### Task directions
Return every record verbatim.

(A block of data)
* * * * * * *
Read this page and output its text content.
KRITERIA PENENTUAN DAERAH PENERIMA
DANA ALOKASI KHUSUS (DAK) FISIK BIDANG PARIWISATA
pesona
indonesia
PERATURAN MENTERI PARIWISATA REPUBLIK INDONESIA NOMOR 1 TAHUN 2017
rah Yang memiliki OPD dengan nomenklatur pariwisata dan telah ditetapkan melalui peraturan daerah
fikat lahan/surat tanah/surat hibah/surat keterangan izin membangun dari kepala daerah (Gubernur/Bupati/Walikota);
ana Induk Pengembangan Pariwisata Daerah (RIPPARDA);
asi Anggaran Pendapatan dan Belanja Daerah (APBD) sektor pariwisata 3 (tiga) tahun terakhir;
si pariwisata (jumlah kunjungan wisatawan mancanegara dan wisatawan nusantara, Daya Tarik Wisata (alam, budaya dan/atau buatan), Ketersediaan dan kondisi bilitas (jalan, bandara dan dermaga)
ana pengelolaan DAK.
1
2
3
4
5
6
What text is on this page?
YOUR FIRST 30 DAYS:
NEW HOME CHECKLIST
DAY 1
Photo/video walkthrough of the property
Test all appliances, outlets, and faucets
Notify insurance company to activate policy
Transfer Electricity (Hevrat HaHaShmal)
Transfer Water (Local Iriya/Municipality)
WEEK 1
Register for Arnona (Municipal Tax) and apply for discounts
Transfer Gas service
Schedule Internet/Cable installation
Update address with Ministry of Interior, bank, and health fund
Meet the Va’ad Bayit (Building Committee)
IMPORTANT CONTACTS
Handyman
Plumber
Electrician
* * * * * * *
### Answer to this problem
Read this page and output its text content.
KRITERIA PENENTUAN DAERAH PENERIMA
DANA ALOKASI KHUSUS (DAK) FISIK BIDANG PARIWISATA
pesona
indonesia
PERATURAN MENTERI PARIWISATA REPUBLIK INDONESIA NOMOR 1 TAHUN 2017
rah Yang memiliki OPD dengan nomenklatur pariwisata dan telah ditetapkan melalui peraturan daerah
fikat lahan/surat tanah/surat hibah/surat keterangan izin membangun dari kepala daerah (Gubernur/Bupati/Walikota);
ana Induk Pengembangan Pariwisata Daerah (RIPPARDA);
asi Anggaran Pendapatan dan Belanja Daerah (APBD) sektor pariwisata 3 (tiga) tahun terakhir;
si pariwisata (jumlah kunjungan wisatawan mancanegara dan wisatawan nusantara, Daya Tarik Wisata (alam, budaya dan/atau buatan), Ketersediaan dan kondisi bilitas (jalan, bandara dan dermaga)
ana pengelolaan DAK.
1
2
3
4
5
6
What text is on this page?
YOUR FIRST 30 DAYS:
NEW HOME CHECKLIST
DAY 1
Photo/video walkthrough of the property
Test all appliances, outlets, and faucets
Notify insurance company to activate policy
Transfer Electricity (Hevrat HaHaShmal)
Transfer Water (Local Iriya/Municipality)
WEEK 1
Register for Arnona (Municipal Tax) and apply for discounts
Transfer Gas service
Schedule Internet/Cable installation
Update address with Ministry of Interior, bank, and health fund
Meet the Va’ad Bayit (Building Committee)
IMPORTANT CONTACTS
Handyman
Plumber
Electrician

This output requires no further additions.